Return each line of the material below that contains the string "greenland".

Spatial layout entries:
:::
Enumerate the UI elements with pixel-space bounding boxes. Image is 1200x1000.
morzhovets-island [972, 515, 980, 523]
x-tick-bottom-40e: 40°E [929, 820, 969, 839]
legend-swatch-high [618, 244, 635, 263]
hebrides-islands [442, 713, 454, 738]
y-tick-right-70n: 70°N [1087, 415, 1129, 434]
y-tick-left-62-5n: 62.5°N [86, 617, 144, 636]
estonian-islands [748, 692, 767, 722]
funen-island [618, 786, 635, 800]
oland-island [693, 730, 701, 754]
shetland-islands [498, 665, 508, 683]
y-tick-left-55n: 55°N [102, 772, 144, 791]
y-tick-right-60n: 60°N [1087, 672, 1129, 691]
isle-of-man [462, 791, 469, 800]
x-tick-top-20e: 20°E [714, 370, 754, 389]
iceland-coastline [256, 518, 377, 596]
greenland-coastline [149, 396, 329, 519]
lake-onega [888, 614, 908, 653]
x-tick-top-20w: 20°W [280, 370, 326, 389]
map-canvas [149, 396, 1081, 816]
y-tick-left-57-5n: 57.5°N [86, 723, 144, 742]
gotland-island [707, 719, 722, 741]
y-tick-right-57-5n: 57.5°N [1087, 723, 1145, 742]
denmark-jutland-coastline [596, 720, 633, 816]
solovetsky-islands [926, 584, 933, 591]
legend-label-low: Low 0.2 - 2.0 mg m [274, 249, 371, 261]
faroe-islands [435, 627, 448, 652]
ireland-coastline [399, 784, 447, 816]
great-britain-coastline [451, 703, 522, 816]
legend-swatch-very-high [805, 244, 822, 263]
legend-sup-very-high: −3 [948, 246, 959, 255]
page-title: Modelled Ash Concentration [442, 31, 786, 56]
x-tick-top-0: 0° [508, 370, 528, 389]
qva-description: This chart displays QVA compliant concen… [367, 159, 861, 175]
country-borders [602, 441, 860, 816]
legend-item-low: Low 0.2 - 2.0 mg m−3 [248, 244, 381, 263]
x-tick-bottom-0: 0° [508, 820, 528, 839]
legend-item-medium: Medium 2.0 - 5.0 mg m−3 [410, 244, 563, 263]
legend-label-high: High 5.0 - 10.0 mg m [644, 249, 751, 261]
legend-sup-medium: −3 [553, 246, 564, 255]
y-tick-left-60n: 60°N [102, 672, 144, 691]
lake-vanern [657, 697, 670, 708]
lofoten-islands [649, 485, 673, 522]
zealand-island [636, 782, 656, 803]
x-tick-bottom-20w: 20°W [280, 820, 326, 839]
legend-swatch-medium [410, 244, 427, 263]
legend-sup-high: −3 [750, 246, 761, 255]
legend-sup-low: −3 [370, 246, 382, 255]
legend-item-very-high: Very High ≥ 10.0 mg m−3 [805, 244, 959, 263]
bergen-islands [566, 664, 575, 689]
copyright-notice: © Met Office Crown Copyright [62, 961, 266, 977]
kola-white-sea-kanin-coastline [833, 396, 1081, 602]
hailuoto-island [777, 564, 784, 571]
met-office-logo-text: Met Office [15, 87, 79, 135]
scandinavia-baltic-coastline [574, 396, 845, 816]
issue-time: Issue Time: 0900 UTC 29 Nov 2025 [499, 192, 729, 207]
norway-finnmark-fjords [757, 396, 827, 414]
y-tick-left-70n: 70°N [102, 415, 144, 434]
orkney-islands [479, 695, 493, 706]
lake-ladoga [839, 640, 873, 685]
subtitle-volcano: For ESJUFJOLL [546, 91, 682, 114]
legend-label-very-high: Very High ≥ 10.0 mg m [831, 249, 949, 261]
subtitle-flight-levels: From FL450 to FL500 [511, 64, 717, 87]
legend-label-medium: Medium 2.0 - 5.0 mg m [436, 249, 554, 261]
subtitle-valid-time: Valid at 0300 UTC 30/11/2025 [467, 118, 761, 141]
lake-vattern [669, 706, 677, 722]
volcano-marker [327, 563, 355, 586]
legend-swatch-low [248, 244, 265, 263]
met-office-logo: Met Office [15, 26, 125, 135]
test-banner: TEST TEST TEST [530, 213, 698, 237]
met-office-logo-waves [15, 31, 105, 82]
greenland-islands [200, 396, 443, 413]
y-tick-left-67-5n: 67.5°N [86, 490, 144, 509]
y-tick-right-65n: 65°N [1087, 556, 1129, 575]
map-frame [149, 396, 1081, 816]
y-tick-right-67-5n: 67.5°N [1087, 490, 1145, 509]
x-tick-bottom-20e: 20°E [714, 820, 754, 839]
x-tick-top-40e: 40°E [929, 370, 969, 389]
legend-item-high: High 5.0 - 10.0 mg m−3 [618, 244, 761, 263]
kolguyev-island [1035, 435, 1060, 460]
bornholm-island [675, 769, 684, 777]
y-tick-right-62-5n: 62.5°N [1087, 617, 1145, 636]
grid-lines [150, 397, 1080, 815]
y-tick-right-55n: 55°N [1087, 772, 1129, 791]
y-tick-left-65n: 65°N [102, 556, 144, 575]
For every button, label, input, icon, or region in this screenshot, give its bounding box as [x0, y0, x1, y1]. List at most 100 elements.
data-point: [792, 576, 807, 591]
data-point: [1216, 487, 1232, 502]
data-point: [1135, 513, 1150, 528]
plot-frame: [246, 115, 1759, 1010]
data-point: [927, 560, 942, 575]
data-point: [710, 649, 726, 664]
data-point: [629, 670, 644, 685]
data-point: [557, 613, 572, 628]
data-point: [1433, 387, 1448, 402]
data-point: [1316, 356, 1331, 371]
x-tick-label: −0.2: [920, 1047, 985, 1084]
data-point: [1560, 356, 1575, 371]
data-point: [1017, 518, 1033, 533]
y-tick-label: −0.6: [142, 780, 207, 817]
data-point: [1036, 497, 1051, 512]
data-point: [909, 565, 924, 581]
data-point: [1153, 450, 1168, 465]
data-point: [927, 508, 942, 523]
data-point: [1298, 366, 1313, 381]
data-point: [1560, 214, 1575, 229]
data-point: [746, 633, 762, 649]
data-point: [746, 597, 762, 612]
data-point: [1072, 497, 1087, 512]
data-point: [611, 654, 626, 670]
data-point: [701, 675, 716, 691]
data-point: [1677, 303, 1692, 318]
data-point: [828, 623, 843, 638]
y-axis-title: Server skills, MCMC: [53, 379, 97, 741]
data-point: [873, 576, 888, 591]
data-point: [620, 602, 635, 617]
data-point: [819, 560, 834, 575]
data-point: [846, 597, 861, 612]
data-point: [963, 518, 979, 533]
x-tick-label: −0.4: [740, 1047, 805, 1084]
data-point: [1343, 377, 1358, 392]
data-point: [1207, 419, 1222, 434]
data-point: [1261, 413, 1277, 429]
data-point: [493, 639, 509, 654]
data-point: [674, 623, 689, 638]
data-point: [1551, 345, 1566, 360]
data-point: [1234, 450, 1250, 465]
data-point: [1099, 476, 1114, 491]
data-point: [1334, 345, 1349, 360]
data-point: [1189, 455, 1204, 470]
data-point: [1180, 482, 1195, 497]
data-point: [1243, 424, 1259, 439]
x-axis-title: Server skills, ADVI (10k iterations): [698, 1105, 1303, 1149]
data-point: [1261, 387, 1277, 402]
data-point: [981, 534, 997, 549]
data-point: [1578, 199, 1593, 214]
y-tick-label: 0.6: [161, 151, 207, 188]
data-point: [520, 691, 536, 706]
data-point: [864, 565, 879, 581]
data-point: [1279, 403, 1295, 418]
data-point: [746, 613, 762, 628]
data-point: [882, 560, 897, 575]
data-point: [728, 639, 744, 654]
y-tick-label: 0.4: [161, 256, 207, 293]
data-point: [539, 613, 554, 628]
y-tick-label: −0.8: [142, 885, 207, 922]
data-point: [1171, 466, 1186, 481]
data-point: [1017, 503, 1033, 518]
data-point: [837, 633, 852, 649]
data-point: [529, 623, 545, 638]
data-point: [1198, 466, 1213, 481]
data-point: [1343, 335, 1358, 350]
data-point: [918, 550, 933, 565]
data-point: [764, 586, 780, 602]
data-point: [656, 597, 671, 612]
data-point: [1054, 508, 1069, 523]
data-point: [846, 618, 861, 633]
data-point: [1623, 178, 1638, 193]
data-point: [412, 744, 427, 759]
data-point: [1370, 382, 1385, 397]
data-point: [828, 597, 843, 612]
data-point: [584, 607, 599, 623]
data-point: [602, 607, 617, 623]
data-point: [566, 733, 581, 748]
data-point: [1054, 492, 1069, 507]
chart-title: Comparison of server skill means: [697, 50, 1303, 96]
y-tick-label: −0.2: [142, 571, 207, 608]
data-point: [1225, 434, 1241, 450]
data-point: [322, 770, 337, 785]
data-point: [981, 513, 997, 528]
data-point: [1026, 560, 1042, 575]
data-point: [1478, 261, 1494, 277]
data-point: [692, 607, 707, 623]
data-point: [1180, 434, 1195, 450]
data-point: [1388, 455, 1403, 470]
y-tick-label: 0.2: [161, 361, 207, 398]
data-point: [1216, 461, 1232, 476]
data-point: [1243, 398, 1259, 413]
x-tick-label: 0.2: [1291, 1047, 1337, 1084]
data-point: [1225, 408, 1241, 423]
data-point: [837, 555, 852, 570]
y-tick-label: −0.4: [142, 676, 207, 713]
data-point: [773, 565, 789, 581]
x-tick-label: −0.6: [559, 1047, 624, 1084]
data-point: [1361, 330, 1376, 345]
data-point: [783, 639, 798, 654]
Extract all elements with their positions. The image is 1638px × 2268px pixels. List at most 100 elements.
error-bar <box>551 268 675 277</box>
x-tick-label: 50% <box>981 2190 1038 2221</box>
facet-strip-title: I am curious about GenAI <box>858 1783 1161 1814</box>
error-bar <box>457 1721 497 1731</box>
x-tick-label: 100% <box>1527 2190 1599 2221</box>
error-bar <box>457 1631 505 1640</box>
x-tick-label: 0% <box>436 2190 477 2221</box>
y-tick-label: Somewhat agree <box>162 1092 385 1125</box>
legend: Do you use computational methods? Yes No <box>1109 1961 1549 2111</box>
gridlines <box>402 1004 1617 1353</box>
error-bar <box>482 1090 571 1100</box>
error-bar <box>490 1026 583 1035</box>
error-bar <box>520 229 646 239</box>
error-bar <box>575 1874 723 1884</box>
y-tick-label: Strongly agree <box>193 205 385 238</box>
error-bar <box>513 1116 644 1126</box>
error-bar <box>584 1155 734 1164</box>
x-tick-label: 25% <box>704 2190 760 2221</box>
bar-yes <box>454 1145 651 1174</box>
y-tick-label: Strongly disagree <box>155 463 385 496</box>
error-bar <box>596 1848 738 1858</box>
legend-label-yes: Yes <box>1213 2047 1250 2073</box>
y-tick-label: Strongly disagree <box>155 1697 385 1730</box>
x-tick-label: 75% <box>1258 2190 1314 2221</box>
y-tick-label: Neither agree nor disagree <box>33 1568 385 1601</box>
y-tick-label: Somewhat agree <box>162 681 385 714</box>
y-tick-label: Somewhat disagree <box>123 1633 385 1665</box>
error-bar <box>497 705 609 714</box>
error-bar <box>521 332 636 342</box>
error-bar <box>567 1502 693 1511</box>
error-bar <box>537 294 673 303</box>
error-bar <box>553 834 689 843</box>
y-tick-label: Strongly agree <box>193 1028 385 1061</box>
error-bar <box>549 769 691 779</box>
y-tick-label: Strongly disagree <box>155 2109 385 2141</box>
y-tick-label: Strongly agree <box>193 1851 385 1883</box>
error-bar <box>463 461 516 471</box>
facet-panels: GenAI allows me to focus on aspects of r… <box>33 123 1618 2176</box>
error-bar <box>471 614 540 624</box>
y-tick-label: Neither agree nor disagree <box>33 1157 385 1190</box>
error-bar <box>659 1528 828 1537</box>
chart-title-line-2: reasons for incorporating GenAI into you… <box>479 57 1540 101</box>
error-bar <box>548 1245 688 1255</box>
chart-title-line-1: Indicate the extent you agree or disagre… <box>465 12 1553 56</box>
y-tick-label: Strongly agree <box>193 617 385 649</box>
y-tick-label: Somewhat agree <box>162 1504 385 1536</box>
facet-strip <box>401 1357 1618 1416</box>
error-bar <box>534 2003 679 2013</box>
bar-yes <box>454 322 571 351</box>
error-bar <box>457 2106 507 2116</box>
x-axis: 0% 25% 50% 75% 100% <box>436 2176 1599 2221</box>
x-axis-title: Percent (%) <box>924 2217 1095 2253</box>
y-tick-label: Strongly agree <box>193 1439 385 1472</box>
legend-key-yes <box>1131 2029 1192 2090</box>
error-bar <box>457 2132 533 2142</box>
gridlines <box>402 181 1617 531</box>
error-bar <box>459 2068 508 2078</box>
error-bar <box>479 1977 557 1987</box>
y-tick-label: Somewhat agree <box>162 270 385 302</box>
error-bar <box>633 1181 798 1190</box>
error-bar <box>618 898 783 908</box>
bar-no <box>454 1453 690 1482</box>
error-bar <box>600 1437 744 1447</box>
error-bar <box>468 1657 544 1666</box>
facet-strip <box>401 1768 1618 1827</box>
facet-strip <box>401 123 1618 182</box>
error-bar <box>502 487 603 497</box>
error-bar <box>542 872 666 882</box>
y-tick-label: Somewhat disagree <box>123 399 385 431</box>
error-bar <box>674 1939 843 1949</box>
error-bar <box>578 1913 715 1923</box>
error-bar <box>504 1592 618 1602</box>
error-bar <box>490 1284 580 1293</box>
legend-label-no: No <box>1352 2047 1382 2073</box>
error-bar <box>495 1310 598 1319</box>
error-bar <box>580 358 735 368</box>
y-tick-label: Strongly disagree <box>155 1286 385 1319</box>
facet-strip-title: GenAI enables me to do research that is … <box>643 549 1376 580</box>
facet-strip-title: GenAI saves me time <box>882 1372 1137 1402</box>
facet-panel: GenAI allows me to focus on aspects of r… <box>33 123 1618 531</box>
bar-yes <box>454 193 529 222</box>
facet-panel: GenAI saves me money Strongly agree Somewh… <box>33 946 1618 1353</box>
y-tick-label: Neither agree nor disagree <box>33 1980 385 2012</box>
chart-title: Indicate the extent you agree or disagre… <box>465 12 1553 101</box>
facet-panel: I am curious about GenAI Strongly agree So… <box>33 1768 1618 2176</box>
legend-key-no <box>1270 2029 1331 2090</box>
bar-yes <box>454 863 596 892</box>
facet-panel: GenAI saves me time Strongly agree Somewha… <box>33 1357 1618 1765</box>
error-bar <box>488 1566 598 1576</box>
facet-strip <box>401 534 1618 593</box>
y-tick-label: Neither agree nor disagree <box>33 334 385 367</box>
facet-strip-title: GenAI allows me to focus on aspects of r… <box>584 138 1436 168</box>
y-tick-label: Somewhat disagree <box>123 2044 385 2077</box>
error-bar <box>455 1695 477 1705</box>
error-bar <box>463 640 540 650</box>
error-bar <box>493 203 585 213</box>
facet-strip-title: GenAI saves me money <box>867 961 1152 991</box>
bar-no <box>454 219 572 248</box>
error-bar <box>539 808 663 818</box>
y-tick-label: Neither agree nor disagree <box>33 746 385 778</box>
:::
EXERCISE RESULT ::
greenland-coastline [149, 396, 329, 519]
greenland-islands [200, 396, 443, 413]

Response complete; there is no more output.